Listing
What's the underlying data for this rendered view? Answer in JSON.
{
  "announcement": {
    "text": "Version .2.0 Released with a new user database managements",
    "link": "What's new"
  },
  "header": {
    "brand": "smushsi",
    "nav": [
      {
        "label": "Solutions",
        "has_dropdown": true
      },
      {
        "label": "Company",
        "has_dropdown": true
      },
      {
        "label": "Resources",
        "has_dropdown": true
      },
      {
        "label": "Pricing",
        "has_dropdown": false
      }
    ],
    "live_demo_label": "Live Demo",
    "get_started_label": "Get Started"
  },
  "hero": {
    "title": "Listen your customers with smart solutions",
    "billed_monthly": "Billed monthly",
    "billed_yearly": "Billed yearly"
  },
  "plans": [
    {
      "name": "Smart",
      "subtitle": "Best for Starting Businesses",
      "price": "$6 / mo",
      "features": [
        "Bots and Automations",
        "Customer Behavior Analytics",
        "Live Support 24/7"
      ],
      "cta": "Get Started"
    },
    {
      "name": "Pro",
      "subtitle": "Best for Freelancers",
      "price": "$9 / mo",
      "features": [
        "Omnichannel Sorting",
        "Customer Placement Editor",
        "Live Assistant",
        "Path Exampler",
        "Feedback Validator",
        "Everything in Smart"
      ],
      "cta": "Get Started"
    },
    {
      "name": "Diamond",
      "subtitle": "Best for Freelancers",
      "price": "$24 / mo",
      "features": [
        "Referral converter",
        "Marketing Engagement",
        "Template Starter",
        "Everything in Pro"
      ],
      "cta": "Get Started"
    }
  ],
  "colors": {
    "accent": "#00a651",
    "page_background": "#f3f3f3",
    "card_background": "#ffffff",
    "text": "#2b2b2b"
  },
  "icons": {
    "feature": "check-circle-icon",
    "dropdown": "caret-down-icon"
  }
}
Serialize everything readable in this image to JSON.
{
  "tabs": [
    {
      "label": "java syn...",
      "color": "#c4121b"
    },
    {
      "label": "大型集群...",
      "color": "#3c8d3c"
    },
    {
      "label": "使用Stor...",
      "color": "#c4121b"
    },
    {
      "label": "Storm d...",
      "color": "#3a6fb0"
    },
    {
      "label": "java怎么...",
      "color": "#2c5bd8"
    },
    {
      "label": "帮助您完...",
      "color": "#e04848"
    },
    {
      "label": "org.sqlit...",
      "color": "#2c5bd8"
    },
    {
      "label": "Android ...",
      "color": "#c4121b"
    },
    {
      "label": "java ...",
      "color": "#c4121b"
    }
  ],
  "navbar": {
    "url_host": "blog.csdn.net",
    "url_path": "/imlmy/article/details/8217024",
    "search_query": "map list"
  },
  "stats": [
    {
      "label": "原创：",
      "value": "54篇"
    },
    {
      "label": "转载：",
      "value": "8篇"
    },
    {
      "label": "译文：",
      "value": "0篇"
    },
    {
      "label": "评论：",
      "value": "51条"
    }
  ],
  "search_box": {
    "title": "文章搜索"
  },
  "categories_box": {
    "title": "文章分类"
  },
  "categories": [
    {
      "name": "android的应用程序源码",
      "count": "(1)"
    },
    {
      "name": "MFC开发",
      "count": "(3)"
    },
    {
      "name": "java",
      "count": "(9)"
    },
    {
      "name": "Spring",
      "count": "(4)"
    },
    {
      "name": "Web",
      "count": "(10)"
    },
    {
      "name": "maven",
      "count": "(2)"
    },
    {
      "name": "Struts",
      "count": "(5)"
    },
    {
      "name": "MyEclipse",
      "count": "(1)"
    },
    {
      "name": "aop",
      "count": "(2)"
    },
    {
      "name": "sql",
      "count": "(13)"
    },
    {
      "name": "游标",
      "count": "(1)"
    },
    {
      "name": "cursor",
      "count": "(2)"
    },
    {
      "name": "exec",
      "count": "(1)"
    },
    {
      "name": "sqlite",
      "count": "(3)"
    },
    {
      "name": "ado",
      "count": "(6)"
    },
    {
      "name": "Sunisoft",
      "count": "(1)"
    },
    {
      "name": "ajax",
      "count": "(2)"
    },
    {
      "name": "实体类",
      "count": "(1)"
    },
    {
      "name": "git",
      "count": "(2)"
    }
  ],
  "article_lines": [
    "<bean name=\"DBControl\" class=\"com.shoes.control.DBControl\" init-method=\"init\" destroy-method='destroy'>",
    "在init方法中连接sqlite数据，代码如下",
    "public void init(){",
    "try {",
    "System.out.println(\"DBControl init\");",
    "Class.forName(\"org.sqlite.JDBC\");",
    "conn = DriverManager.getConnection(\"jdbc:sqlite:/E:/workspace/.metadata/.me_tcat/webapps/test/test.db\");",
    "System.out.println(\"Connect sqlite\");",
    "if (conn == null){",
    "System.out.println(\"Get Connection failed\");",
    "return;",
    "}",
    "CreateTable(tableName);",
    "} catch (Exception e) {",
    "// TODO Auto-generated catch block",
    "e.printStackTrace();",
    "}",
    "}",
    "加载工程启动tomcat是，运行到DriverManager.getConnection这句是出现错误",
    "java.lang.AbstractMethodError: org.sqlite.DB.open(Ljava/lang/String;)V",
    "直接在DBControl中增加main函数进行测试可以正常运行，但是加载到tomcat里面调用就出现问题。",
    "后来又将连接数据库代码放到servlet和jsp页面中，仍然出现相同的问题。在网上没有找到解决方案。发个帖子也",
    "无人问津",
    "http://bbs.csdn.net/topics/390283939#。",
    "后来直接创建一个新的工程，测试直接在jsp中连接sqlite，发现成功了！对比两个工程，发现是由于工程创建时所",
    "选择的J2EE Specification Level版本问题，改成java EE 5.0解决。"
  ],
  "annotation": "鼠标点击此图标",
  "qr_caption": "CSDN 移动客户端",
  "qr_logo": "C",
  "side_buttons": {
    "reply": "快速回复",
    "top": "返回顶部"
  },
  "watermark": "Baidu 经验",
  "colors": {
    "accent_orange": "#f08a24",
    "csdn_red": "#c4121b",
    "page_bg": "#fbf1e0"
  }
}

Exercise objective
Write the data from above out again, exactly.

Written solution
What's the underlying data for this rendered view? Answer in JSON.
{
  "announcement": {
    "text": "Version .2.0 Released with a new user database managements",
    "link": "What's new"
  },
  "header": {
    "brand": "smushsi",
    "nav": [
      {
        "label": "Solutions",
        "has_dropdown": true
      },
      {
        "label": "Company",
        "has_dropdown": true
      },
      {
        "label": "Resources",
        "has_dropdown": true
      },
      {
        "label": "Pricing",
        "has_dropdown": false
      }
    ],
    "live_demo_label": "Live Demo",
    "get_started_label": "Get Started"
  },
  "hero": {
    "title": "Listen your customers with smart solutions",
    "billed_monthly": "Billed monthly",
    "billed_yearly": "Billed yearly"
  },
  "plans": [
    {
      "name": "Smart",
      "subtitle": "Best for Starting Businesses",
      "price": "$6 / mo",
      "features": [
        "Bots and Automations",
        "Customer Behavior Analytics",
        "Live Support 24/7"
      ],
      "cta": "Get Started"
    },
    {
      "name": "Pro",
      "subtitle": "Best for Freelancers",
      "price": "$9 / mo",
      "features": [
        "Omnichannel Sorting",
        "Customer Placement Editor",
        "Live Assistant",
        "Path Exampler",
        "Feedback Validator",
        "Everything in Smart"
      ],
      "cta": "Get Started"
    },
    {
      "name": "Diamond",
      "subtitle": "Best for Freelancers",
      "price": "$24 / mo",
      "features": [
        "Referral converter",
        "Marketing Engagement",
        "Template Starter",
        "Everything in Pro"
      ],
      "cta": "Get Started"
    }
  ],
  "colors": {
    "accent": "#00a651",
    "page_background": "#f3f3f3",
    "card_background": "#ffffff",
    "text": "#2b2b2b"
  },
  "icons": {
    "feature": "check-circle-icon",
    "dropdown": "caret-down-icon"
  }
}
Serialize everything readable in this image to JSON.
{
  "tabs": [
    {
      "label": "java syn...",
      "color": "#c4121b"
    },
    {
      "label": "大型集群...",
      "color": "#3c8d3c"
    },
    {
      "label": "使用Stor...",
      "color": "#c4121b"
    },
    {
      "label": "Storm d...",
      "color": "#3a6fb0"
    },
    {
      "label": "java怎么...",
      "color": "#2c5bd8"
    },
    {
      "label": "帮助您完...",
      "color": "#e04848"
    },
    {
      "label": "org.sqlit...",
      "color": "#2c5bd8"
    },
    {
      "label": "Android ...",
      "color": "#c4121b"
    },
    {
      "label": "java ...",
      "color": "#c4121b"
    }
  ],
  "navbar": {
    "url_host": "blog.csdn.net",
    "url_path": "/imlmy/article/details/8217024",
    "search_query": "map list"
  },
  "stats": [
    {
      "label": "原创：",
      "value": "54篇"
    },
    {
      "label": "转载：",
      "value": "8篇"
    },
    {
      "label": "译文：",
      "value": "0篇"
    },
    {
      "label": "评论：",
      "value": "51条"
    }
  ],
  "search_box": {
    "title": "文章搜索"
  },
  "categories_box": {
    "title": "文章分类"
  },
  "categories": [
    {
      "name": "android的应用程序源码",
      "count": "(1)"
    },
    {
      "name": "MFC开发",
      "count": "(3)"
    },
    {
      "name": "java",
      "count": "(9)"
    },
    {
      "name": "Spring",
      "count": "(4)"
    },
    {
      "name": "Web",
      "count": "(10)"
    },
    {
      "name": "maven",
      "count": "(2)"
    },
    {
      "name": "Struts",
      "count": "(5)"
    },
    {
      "name": "MyEclipse",
      "count": "(1)"
    },
    {
      "name": "aop",
      "count": "(2)"
    },
    {
      "name": "sql",
      "count": "(13)"
    },
    {
      "name": "游标",
      "count": "(1)"
    },
    {
      "name": "cursor",
      "count": "(2)"
    },
    {
      "name": "exec",
      "count": "(1)"
    },
    {
      "name": "sqlite",
      "count": "(3)"
    },
    {
      "name": "ado",
      "count": "(6)"
    },
    {
      "name": "Sunisoft",
      "count": "(1)"
    },
    {
      "name": "ajax",
      "count": "(2)"
    },
    {
      "name": "实体类",
      "count": "(1)"
    },
    {
      "name": "git",
      "count": "(2)"
    }
  ],
  "article_lines": [
    "<bean name=\"DBControl\" class=\"com.shoes.control.DBControl\" init-method=\"init\" destroy-method='destroy'>",
    "在init方法中连接sqlite数据，代码如下",
    "public void init(){",
    "try {",
    "System.out.println(\"DBControl init\");",
    "Class.forName(\"org.sqlite.JDBC\");",
    "conn = DriverManager.getConnection(\"jdbc:sqlite:/E:/workspace/.metadata/.me_tcat/webapps/test/test.db\");",
    "System.out.println(\"Connect sqlite\");",
    "if (conn == null){",
    "System.out.println(\"Get Connection failed\");",
    "return;",
    "}",
    "CreateTable(tableName);",
    "} catch (Exception e) {",
    "// TODO Auto-generated catch block",
    "e.printStackTrace();",
    "}",
    "}",
    "加载工程启动tomcat是，运行到DriverManager.getConnection这句是出现错误",
    "java.lang.AbstractMethodError: org.sqlite.DB.open(Ljava/lang/String;)V",
    "直接在DBControl中增加main函数进行测试可以正常运行，但是加载到tomcat里面调用就出现问题。",
    "后来又将连接数据库代码放到servlet和jsp页面中，仍然出现相同的问题。在网上没有找到解决方案。发个帖子也",
    "无人问津",
    "http://bbs.csdn.net/topics/390283939#。",
    "后来直接创建一个新的工程，测试直接在jsp中连接sqlite，发现成功了！对比两个工程，发现是由于工程创建时所",
    "选择的J2EE Specification Level版本问题，改成java EE 5.0解决。"
  ],
  "annotation": "鼠标点击此图标",
  "qr_caption": "CSDN 移动客户端",
  "qr_logo": "C",
  "side_buttons": {
    "reply": "快速回复",
    "top": "返回顶部"
  },
  "watermark": "Baidu 经验",
  "colors": {
    "accent_orange": "#f08a24",
    "csdn_red": "#c4121b",
    "page_bg": "#fbf1e0"
  }
}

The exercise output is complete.